Given problem
Rewrite the records from the line with "List UI elements" to the line with "39, 611, 64]", replacing "interactable" with "clickable" and leaving everything else unchanged.

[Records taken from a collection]
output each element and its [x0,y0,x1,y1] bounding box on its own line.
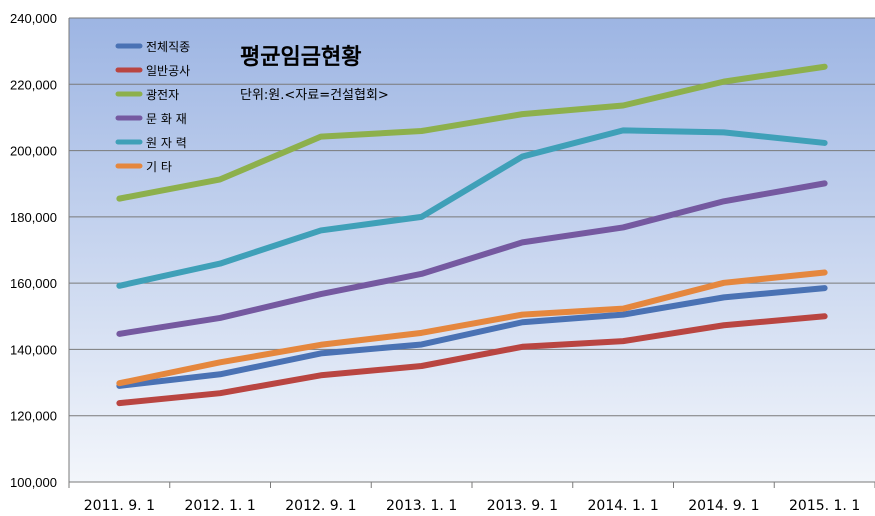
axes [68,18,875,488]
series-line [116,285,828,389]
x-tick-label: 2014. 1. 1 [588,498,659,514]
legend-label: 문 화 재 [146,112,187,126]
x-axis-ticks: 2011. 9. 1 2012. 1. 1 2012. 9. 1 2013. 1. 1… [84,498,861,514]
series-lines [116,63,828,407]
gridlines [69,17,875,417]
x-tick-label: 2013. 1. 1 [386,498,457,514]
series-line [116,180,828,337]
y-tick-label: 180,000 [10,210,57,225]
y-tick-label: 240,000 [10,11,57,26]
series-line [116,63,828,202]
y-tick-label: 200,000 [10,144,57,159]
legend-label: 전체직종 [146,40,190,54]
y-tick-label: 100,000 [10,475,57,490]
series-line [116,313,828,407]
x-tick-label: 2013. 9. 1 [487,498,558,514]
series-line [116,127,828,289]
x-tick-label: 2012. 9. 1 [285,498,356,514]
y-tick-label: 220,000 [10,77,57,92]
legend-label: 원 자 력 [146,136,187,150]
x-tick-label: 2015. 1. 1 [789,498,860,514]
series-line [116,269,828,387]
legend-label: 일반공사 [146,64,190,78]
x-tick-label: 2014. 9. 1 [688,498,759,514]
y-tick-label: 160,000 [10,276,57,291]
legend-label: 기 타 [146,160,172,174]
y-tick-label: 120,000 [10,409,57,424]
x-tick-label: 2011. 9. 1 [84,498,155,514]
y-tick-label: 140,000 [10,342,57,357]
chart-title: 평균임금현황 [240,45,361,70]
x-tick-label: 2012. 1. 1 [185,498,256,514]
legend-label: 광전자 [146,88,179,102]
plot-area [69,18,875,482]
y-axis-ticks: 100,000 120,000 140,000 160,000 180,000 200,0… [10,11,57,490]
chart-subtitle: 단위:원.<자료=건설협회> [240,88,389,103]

--

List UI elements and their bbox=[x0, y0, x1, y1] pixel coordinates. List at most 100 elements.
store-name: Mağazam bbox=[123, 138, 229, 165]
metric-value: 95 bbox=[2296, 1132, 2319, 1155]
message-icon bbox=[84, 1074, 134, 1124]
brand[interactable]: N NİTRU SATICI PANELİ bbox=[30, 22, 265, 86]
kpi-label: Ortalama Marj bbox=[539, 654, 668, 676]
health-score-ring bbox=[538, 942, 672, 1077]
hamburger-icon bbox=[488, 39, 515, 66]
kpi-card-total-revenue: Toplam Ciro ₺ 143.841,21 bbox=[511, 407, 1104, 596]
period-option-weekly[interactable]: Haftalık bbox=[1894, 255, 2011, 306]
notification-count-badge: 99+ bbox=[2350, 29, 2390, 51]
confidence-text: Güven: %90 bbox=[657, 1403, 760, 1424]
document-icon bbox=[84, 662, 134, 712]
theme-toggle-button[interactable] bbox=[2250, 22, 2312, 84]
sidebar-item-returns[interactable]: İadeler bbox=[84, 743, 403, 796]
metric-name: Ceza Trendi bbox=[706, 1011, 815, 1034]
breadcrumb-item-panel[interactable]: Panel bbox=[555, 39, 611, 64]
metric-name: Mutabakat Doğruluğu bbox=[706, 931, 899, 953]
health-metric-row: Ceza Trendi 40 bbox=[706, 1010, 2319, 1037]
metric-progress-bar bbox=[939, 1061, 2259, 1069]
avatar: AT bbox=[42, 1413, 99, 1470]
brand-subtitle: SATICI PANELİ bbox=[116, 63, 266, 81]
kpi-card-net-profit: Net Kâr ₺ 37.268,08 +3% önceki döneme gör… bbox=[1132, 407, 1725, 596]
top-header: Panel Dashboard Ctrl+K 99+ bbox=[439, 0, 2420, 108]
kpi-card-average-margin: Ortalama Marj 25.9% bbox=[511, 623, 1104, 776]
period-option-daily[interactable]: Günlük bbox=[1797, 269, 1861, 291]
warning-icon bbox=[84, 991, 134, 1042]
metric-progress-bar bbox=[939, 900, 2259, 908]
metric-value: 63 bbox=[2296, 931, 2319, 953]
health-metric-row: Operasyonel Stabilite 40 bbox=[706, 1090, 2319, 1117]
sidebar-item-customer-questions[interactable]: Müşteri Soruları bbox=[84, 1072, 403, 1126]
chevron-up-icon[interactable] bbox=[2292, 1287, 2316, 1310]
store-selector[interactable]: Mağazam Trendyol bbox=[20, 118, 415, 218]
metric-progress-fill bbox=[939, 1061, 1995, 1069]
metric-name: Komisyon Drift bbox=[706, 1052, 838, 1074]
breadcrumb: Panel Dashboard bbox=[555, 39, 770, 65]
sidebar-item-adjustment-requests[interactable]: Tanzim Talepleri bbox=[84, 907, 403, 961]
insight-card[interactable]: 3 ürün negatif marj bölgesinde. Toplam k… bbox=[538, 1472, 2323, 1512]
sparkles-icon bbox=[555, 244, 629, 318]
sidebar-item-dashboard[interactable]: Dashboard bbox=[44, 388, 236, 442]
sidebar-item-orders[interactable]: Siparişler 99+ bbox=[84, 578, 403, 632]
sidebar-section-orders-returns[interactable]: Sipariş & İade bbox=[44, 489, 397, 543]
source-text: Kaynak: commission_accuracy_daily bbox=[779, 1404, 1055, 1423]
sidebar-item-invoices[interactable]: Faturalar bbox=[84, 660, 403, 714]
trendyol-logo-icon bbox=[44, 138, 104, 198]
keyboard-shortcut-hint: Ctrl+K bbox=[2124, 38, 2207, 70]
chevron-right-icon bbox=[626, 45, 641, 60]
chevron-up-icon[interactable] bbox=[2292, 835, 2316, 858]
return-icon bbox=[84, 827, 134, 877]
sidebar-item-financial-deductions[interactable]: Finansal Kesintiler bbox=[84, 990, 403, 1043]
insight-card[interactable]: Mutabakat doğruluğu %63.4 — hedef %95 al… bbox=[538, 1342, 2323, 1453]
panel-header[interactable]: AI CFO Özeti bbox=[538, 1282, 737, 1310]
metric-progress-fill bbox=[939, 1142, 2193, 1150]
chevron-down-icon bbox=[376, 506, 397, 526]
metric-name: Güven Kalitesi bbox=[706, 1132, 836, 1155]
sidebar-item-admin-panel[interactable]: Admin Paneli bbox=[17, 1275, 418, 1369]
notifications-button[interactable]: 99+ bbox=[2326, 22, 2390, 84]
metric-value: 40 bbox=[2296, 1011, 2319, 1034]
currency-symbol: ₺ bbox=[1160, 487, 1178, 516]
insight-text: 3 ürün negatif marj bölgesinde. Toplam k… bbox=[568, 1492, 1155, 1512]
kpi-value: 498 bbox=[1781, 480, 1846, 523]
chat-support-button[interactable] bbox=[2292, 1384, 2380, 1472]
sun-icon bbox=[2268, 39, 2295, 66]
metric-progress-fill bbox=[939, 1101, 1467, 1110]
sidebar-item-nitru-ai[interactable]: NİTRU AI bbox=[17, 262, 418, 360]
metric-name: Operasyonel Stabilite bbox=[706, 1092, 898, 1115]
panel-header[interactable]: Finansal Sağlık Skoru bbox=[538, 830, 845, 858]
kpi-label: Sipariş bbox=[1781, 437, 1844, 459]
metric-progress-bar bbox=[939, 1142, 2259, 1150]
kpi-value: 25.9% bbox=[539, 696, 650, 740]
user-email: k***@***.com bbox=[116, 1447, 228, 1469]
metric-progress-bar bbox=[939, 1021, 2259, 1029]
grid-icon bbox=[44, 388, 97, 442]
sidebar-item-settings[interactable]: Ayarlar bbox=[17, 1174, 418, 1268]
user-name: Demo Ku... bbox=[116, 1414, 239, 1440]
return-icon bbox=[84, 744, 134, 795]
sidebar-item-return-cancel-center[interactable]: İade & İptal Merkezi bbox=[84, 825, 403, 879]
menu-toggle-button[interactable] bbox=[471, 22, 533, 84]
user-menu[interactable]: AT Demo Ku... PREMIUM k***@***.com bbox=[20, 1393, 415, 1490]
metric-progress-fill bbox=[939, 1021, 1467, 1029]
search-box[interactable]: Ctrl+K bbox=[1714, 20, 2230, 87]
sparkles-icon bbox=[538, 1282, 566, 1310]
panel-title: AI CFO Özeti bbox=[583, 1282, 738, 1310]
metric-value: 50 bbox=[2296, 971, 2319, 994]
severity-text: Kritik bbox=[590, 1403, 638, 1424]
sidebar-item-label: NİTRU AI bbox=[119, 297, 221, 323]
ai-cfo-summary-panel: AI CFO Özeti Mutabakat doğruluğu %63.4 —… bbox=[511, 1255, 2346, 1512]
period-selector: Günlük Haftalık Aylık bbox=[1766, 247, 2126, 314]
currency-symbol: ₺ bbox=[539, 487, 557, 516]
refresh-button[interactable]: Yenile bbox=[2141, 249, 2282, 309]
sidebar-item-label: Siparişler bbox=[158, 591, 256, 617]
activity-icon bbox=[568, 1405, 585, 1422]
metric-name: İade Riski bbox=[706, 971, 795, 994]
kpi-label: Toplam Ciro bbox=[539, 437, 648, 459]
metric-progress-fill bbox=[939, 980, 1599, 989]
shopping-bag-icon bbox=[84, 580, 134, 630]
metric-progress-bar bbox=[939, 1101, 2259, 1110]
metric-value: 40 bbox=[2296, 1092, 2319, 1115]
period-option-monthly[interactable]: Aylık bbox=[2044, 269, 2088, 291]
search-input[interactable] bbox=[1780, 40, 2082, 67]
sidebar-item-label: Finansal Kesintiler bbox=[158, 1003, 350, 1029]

Answer to the problem
List UI elements and their bbox=[x0, y0, x1, y1] pixel coordinates. List at most 100 elements.
store-name: Mağazam bbox=[123, 138, 229, 165]
metric-value: 95 bbox=[2296, 1132, 2319, 1155]
message-icon bbox=[84, 1074, 134, 1124]
brand[clickable]: N NİTRU SATICI PANELİ bbox=[30, 22, 265, 86]
kpi-label: Ortalama Marj bbox=[539, 654, 668, 676]
health-score-ring bbox=[538, 942, 672, 1077]
hamburger-icon bbox=[488, 39, 515, 66]
kpi-card-total-revenue: Toplam Ciro ₺ 143.841,21 bbox=[511, 407, 1104, 596]
period-option-weekly[clickable]: Haftalık bbox=[1894, 255, 2011, 306]
notification-count-badge: 99+ bbox=[2350, 29, 2390, 51]
confidence-text: Güven: %90 bbox=[657, 1403, 760, 1424]
document-icon bbox=[84, 662, 134, 712]
theme-toggle-button[clickable] bbox=[2250, 22, 2312, 84]
sidebar-item-returns[clickable]: İadeler bbox=[84, 743, 403, 796]
metric-name: Ceza Trendi bbox=[706, 1011, 815, 1034]
breadcrumb-item-panel[clickable]: Panel bbox=[555, 39, 611, 64]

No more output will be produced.